WRITTEN REQUEST: Write out the entries verbatim and leave the images out of the copy.

— begin MATERIAL FOR THIS TASK —

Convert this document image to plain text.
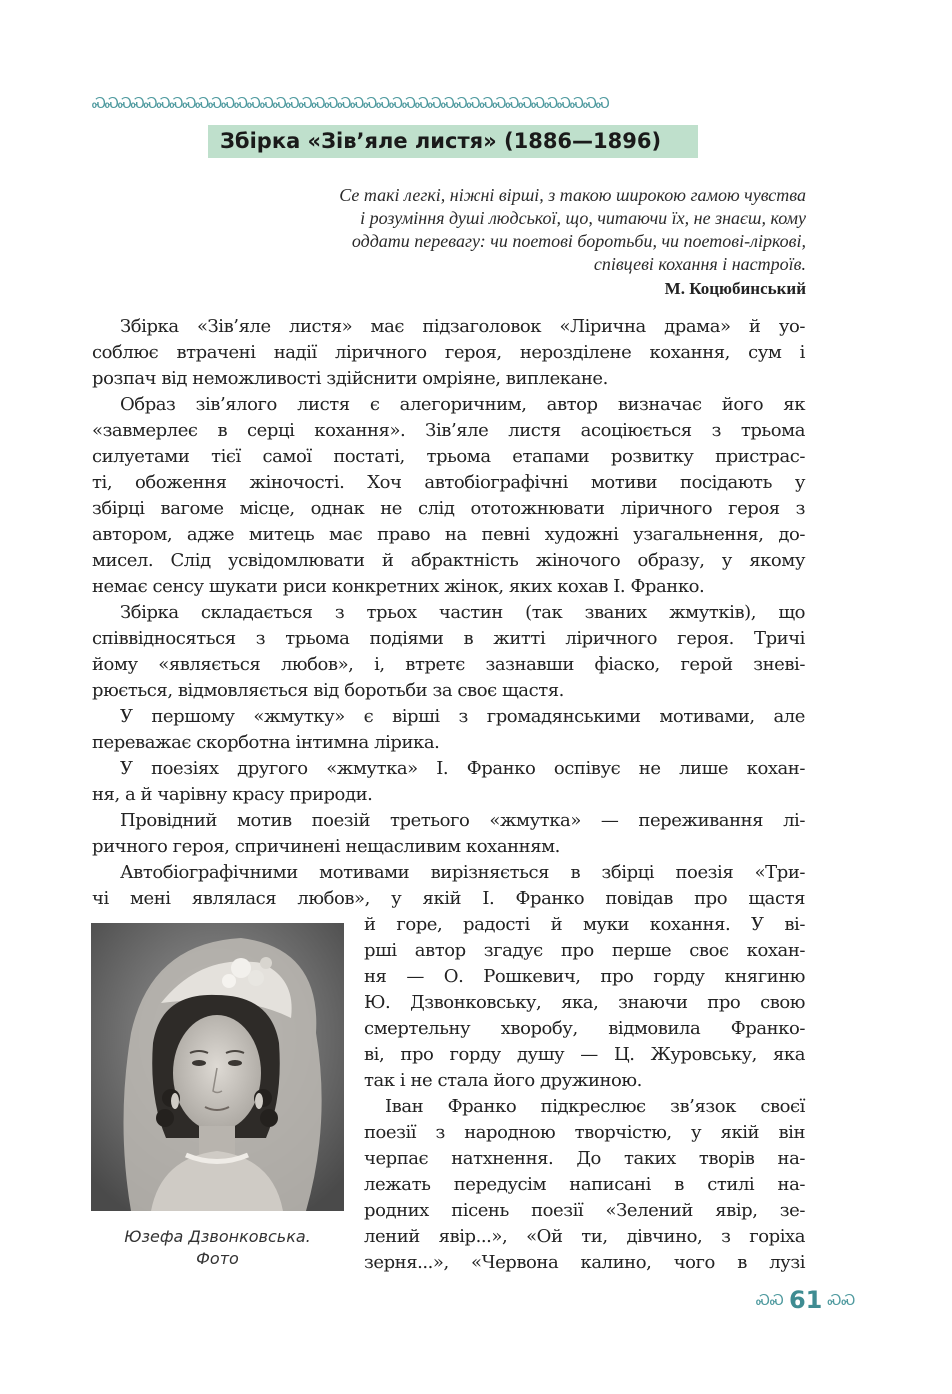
ᏍᏍᏍᏍᏍᏍᏍᏍᏍᏍᏍᏍᏍᏍᏍᏍᏍᏍᏍᏍᏍᏍᏍᏍᏍᏍᏍᏍᏍᏍᏍᏍᏍᏍᏍᏍᏍᏍᏍᏍ
Збірка «Зів’яле листя» (1886—1896)
Се такі легкі, ніжні вірші, з такою широкою гамою чувства
і розуміння душі людської, що, читаючи їх, не знаєш, кому
оддати перевагу: чи поетові боротьби, чи поетові-ліркові,
співцеві кохання і настроїв.
М. Коцюбинський
Збірка «Зів’яле листя» має підзаголовок «Лірична драма» й уо-
соблює втрачені надії ліричного героя, нерозділене кохання, сум і
розпач від неможливості здійснити омріяне, виплекане.
Образ зів’ялого листя є алегоричним, автор визначає його як
«завмерлеє в серці кохання». Зів’яле листя асоціюється з трьома
силуетами тієї самої постаті, трьома етапами розвитку пристрас-
ті, обоження жіночості. Хоч автобіографічні мотиви посідають у
збірці вагоме місце, однак не слід ототожнювати ліричного героя з
автором, адже митець має право на певні художні узагальнення, до-
мисел. Слід усвідомлювати й абрактність жіночого образу, у якому
немає сенсу шукати риси конкретних жінок, яких кохав І. Франко.
Збірка складається з трьох частин (так званих жмутків), що
співвідносяться з трьома подіями в житті ліричного героя. Тричі
йому «являється любов», і, втретє зазнавши фіаско, герой зневі-
рюється, відмовляється від боротьби за своє щастя.
У першому «жмутку» є вірші з громадянськими мотивами, але
переважає скорботна інтимна лірика.
У поезіях другого «жмутка» І. Франко оспівує не лише кохан-
ня, а й чарівну красу природи.
Провідний мотив поезій третього «жмутка» — переживання лі-
ричного героя, спричинені нещасливим коханням.
Автобіографічними мотивами вирізняється в збірці поезія «Три-
чі мені являлася любов», у якій І. Франко повідав про щастя
й горе, радості й муки кохання. У ві-
рші автор згадує про перше своє кохан-
ня — О. Рошкевич, про горду княгиню
Ю. Дзвонковську, яка, знаючи про свою
смертельну хворобу, відмовила Франко-
ві, про горду душу — Ц. Журовську, яка
так і не стала його дружиною.
Іван Франко підкреслює зв’язок своєї
поезії з народною творчістю, у якій він
черпає натхнення. До таких творів на-
лежать передусім написані в стилі на-
родних пісень поезії «Зелений явір, зе-
лений явір...», «Ой ти, дівчино, з горіха
зерня...», «Червона калино, чого в лузі
Юзефа Дзвонковська.
Фото
ᏍᏍ 61 ᏍᏍ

— end MATERIAL FOR THIS TASK —

ANSWER TO THE TASK:
Convert this document image to plain text.
ᏍᏍᏍᏍᏍᏍᏍᏍᏍᏍᏍᏍᏍᏍᏍᏍᏍᏍᏍᏍᏍᏍᏍᏍᏍᏍᏍᏍᏍᏍᏍᏍᏍᏍᏍᏍᏍᏍᏍᏍ
Збірка «Зів’яле листя» (1886—1896)
Се такі легкі, ніжні вірші, з такою широкою гамою чувства
і розуміння душі людської, що, читаючи їх, не знаєш, кому
оддати перевагу: чи поетові боротьби, чи поетові-ліркові,
співцеві кохання і настроїв.
М. Коцюбинський
Збірка «Зів’яле листя» має підзаголовок «Лірична драма» й уо-
соблює втрачені надії ліричного героя, нерозділене кохання, сум і
розпач від неможливості здійснити омріяне, виплекане.
Образ зів’ялого листя є алегоричним, автор визначає його як
«завмерлеє в серці кохання». Зів’яле листя асоціюється з трьома
силуетами тієї самої постаті, трьома етапами розвитку пристрас-
ті, обоження жіночості. Хоч автобіографічні мотиви посідають у
збірці вагоме місце, однак не слід ототожнювати ліричного героя з
автором, адже митець має право на певні художні узагальнення, до-
мисел. Слід усвідомлювати й абрактність жіночого образу, у якому
немає сенсу шукати риси конкретних жінок, яких кохав І. Франко.
Збірка складається з трьох частин (так званих жмутків), що
співвідносяться з трьома подіями в житті ліричного героя. Тричі
йому «являється любов», і, втретє зазнавши фіаско, герой зневі-
рюється, відмовляється від боротьби за своє щастя.
У першому «жмутку» є вірші з громадянськими мотивами, але
переважає скорботна інтимна лірика.
У поезіях другого «жмутка» І. Франко оспівує не лише кохан-
ня, а й чарівну красу природи.
Провідний мотив поезій третього «жмутка» — переживання лі-
ричного героя, спричинені нещасливим коханням.
Автобіографічними мотивами вирізняється в збірці поезія «Три-
чі мені являлася любов», у якій І. Франко повідав про щастя
й горе, радості й муки кохання. У ві-
рші автор згадує про перше своє кохан-
ня — О. Рошкевич, про горду княгиню
Ю. Дзвонковську, яка, знаючи про свою
смертельну хворобу, відмовила Франко-
ві, про горду душу — Ц. Журовську, яка
так і не стала його дружиною.
Іван Франко підкреслює зв’язок своєї
поезії з народною творчістю, у якій він
черпає натхнення. До таких творів на-
лежать передусім написані в стилі на-
родних пісень поезії «Зелений явір, зе-
лений явір...», «Ой ти, дівчино, з горіха
зерня...», «Червона калино, чого в лузі
Юзефа Дзвонковська.
Фото
ᏍᏍ 61 ᏍᏍ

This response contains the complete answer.